_Data items_.
•••••
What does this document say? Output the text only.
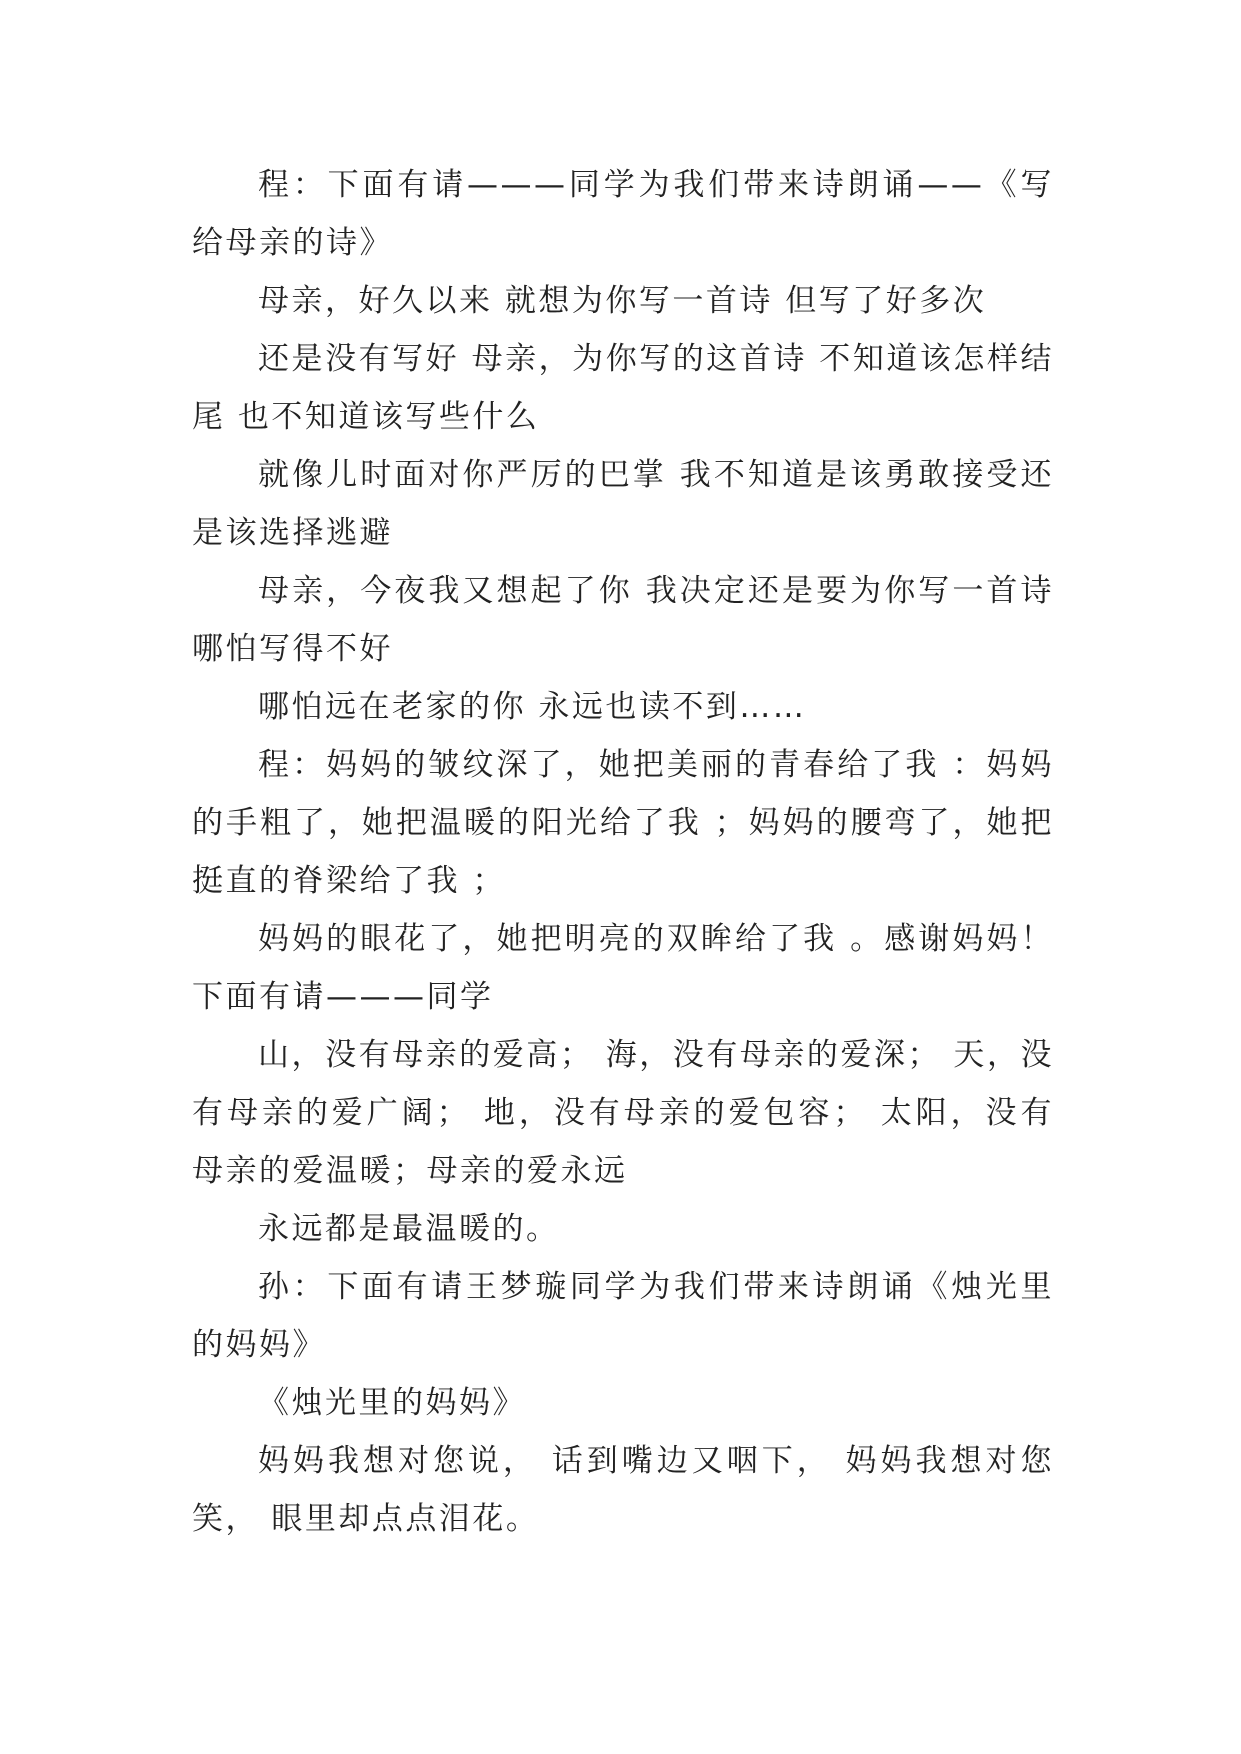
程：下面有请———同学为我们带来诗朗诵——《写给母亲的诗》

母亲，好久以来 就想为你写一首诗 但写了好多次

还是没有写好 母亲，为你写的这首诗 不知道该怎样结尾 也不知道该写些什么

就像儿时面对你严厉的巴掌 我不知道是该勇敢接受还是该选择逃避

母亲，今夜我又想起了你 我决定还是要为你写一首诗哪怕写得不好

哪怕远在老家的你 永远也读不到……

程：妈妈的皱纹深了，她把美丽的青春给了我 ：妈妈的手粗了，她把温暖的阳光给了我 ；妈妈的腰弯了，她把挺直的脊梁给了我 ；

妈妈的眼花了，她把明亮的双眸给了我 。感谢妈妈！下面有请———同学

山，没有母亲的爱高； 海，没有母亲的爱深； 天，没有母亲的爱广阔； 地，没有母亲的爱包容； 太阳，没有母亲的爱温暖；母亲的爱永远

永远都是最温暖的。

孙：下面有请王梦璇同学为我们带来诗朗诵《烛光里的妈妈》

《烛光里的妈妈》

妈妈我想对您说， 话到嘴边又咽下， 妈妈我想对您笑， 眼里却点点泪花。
•••••
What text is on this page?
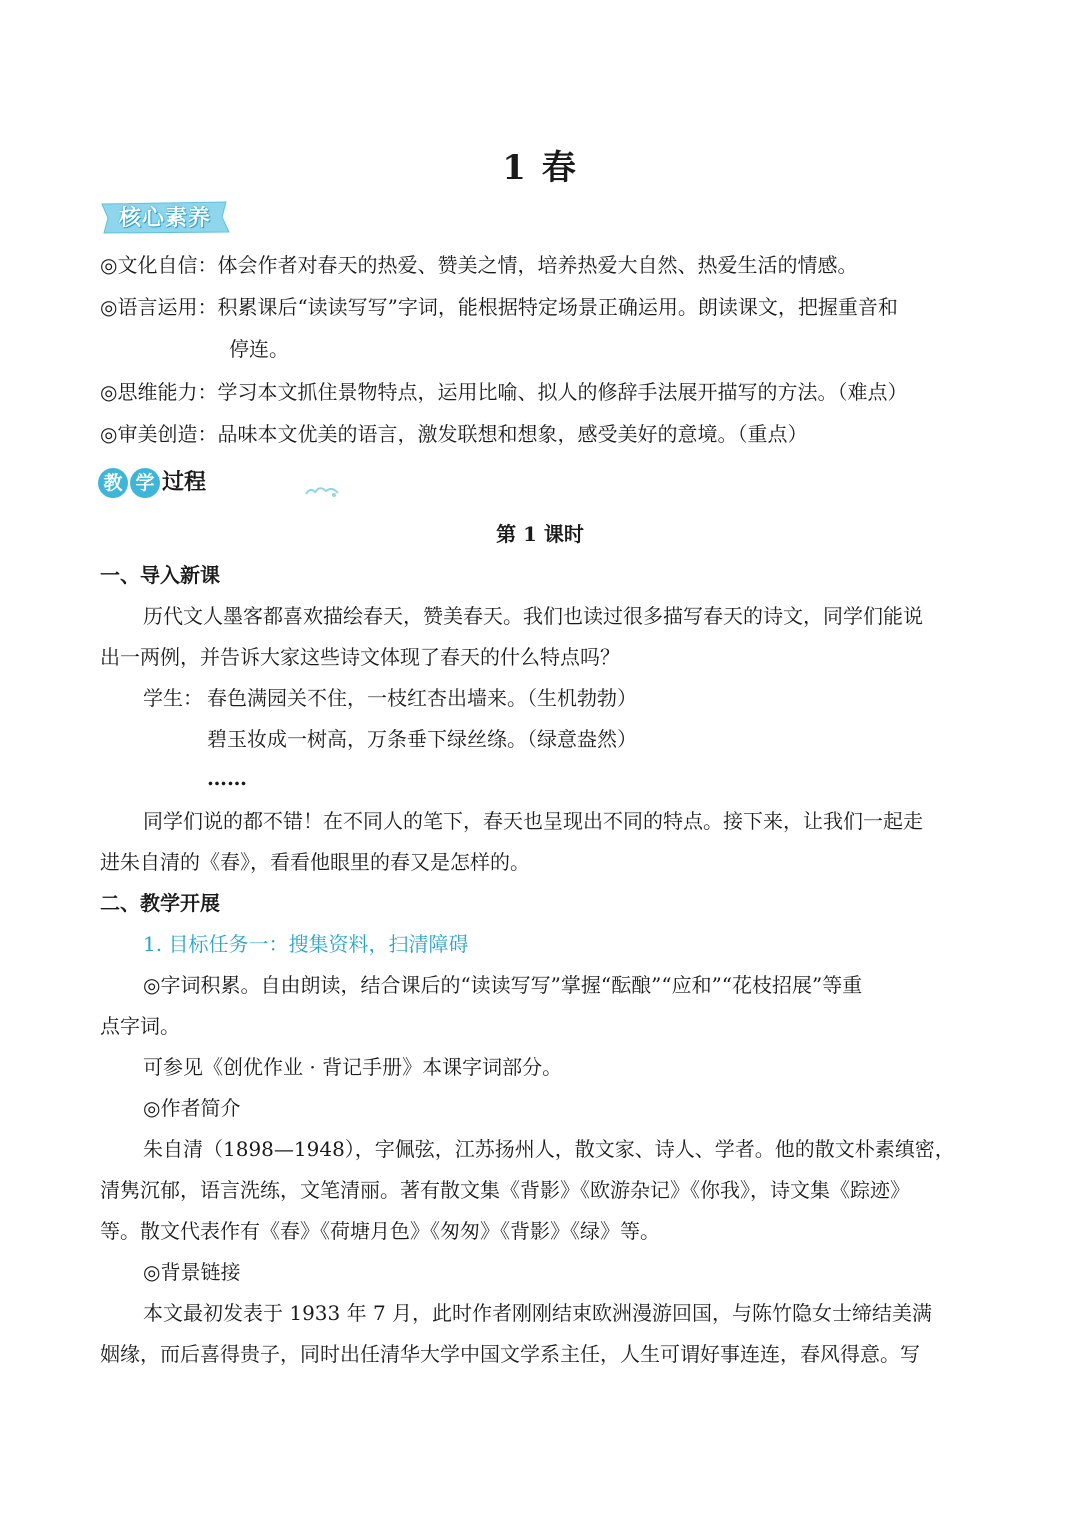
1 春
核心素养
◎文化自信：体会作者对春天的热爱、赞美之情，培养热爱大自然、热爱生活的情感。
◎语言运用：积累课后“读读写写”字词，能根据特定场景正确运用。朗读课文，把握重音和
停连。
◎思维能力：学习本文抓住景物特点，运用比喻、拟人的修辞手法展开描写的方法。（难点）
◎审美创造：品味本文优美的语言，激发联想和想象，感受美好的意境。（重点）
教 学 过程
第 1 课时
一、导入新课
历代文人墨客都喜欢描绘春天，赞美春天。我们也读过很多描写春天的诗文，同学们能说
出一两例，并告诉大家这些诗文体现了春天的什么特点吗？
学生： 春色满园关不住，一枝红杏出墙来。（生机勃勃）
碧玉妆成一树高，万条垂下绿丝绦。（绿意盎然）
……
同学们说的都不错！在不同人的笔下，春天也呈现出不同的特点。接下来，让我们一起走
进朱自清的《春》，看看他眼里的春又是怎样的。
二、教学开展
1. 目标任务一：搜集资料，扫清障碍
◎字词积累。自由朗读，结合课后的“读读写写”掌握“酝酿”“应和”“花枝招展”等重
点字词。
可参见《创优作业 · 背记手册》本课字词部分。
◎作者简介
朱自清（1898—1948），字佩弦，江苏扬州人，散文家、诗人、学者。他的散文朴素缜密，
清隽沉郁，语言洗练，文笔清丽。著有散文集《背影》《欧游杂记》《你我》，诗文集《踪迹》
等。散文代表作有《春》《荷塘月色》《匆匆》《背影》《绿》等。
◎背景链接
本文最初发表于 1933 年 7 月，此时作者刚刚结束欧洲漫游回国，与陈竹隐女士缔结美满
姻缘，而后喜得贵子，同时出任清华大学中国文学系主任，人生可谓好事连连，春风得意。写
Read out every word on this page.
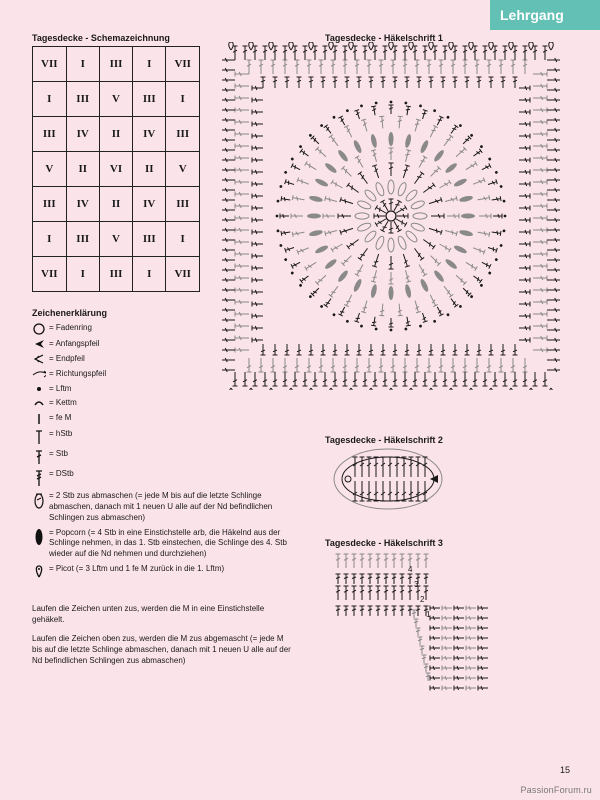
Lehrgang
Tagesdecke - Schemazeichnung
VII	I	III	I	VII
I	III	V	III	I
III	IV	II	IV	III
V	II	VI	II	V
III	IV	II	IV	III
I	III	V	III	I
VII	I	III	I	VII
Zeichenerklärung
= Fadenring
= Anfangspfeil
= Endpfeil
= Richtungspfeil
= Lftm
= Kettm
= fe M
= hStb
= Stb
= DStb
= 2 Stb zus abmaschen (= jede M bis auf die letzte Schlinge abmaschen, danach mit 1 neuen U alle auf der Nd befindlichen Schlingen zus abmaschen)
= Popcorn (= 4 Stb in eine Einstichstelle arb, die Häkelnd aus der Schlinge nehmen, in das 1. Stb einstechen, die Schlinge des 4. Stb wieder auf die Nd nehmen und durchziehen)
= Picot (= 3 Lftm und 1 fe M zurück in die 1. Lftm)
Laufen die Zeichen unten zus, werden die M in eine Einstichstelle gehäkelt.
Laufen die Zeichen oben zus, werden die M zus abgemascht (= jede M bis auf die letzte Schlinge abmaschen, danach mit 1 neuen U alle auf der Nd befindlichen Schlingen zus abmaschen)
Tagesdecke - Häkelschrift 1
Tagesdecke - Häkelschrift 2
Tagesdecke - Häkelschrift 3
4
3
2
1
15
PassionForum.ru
•••••
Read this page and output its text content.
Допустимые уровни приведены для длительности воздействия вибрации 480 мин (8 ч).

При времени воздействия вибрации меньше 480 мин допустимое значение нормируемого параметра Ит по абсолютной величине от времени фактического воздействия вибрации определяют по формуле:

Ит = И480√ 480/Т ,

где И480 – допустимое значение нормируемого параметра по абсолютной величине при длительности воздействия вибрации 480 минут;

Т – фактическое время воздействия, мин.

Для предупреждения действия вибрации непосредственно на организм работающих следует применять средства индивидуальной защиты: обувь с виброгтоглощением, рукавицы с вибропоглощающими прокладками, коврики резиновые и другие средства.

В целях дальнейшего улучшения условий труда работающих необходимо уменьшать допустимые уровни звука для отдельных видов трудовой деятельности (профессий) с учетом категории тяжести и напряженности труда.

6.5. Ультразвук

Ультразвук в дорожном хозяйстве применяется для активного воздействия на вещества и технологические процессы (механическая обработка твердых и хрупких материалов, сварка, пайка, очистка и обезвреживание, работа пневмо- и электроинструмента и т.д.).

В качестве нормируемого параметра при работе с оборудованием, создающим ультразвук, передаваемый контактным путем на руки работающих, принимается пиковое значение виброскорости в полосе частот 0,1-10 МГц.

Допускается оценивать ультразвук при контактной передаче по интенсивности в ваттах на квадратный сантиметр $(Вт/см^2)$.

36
•••••
_WORK TO DO_.
Collect each line containing the string "длительности".

_TASK SOLUTION_.
Допустимые уровни приведены для длительности воздействия вибрации 480 мин (8 ч).
где И480 – допустимое значение нормируемого параметра по абсолютной величине при длительности воздействия вибрации 480 минут;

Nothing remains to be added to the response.